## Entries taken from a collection
"""

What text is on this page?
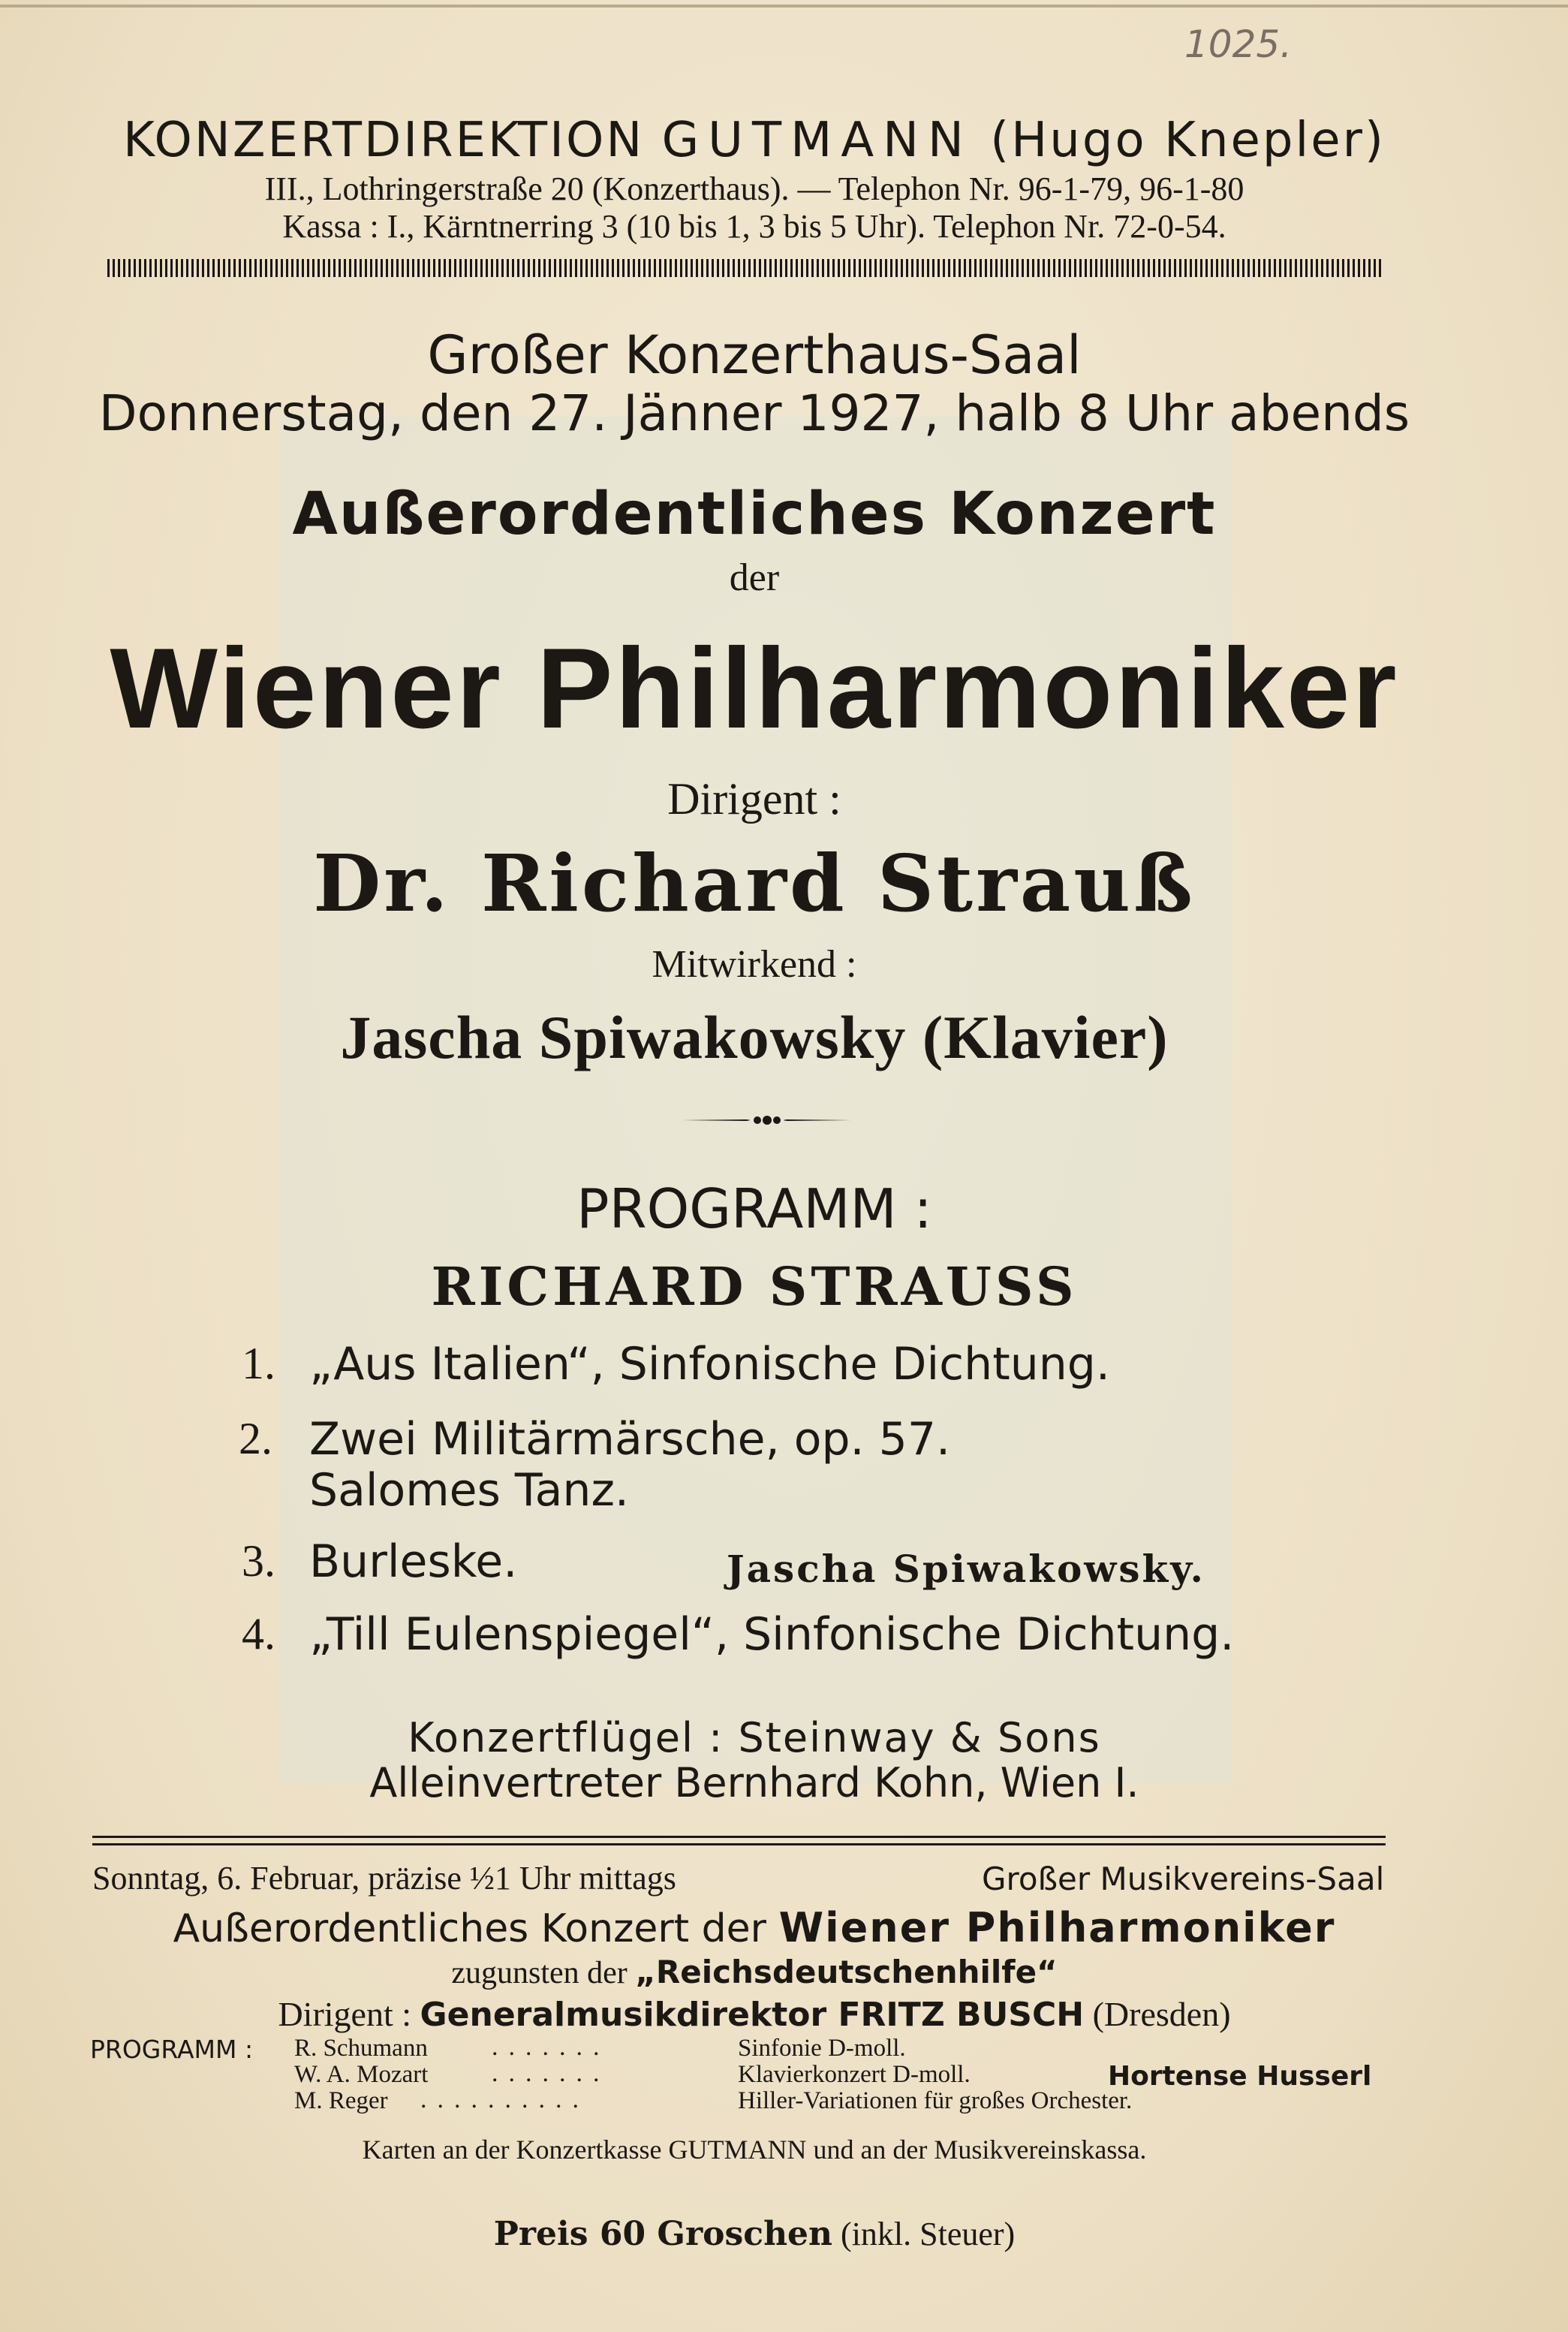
1025.
KONZERTDIREKTION GUTMANN (Hugo Knepler)
III., Lothringerstraße 20 (Konzerthaus). — Telephon Nr. 96-1-79, 96-1-80
Kassa : I., Kärntnerring 3 (10 bis 1, 3 bis 5 Uhr). Telephon Nr. 72-0-54.
Großer Konzerthaus-Saal
Donnerstag, den 27. Jänner 1927, halb 8 Uhr abends
Außerordentliches Konzert
der
Wiener Philharmoniker
Dirigent :
Dr. Richard Strauß
Mitwirkend :
Jascha Spiwakowsky (Klavier)
PROGRAMM :
RICHARD STRAUSS
1. „Aus Italien“, Sinfonische Dichtung.
2. Zwei Militärmärsche, op. 57.
Salomes Tanz.
3. Burleske.	Jascha Spiwakowsky.
4. „Till Eulenspiegel“, Sinfonische Dichtung.
Konzertflügel : Steinway & Sons
Alleinvertreter Bernhard Kohn, Wien I.
Sonntag, 6. Februar, präzise ½1 Uhr mittags	Großer Musikvereins-Saal
Außerordentliches Konzert der Wiener Philharmoniker
zugunsten der „Reichsdeutschenhilfe“
Dirigent : Generalmusikdirektor FRITZ BUSCH (Dresden)
PROGRAMM : R. Schumann	.......	Sinfonie D-moll.
W. A. Mozart .......	Klavierkonzert D-moll.	Hortense Husserl
M. Reger ..........	Hiller-Variationen für großes Orchester.
Karten an der Konzertkasse GUTMANN und an der Musikvereinskassa.
Preis 60 Groschen (inkl. Steuer)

"""

## WORK TO BE COMPLETED
Copy every record character for character. Skip the pictures.

## REPLY
What text is on this page?
1025.
KONZERTDIREKTION GUTMANN (Hugo Knepler)
III., Lothringerstraße 20 (Konzerthaus). — Telephon Nr. 96-1-79, 96-1-80
Kassa : I., Kärntnerring 3 (10 bis 1, 3 bis 5 Uhr). Telephon Nr. 72-0-54.
Großer Konzerthaus-Saal
Donnerstag, den 27. Jänner 1927, halb 8 Uhr abends
Außerordentliches Konzert
der
Wiener Philharmoniker
Dirigent :
Dr. Richard Strauß
Mitwirkend :
Jascha Spiwakowsky (Klavier)
PROGRAMM :
RICHARD STRAUSS
1. „Aus Italien“, Sinfonische Dichtung.
2. Zwei Militärmärsche, op. 57.
Salomes Tanz.
3. Burleske.	Jascha Spiwakowsky.
4. „Till Eulenspiegel“, Sinfonische Dichtung.
Konzertflügel : Steinway & Sons
Alleinvertreter Bernhard Kohn, Wien I.
Sonntag, 6. Februar, präzise ½1 Uhr mittags	Großer Musikvereins-Saal
Außerordentliches Konzert der Wiener Philharmoniker
zugunsten der „Reichsdeutschenhilfe“
Dirigent : Generalmusikdirektor FRITZ BUSCH (Dresden)
PROGRAMM : R. Schumann	.......	Sinfonie D-moll.
W. A. Mozart .......	Klavierkonzert D-moll.	Hortense Husserl
M. Reger ..........	Hiller-Variationen für großes Orchester.
Karten an der Konzertkasse GUTMANN und an der Musikvereinskassa.
Preis 60 Groschen (inkl. Steuer)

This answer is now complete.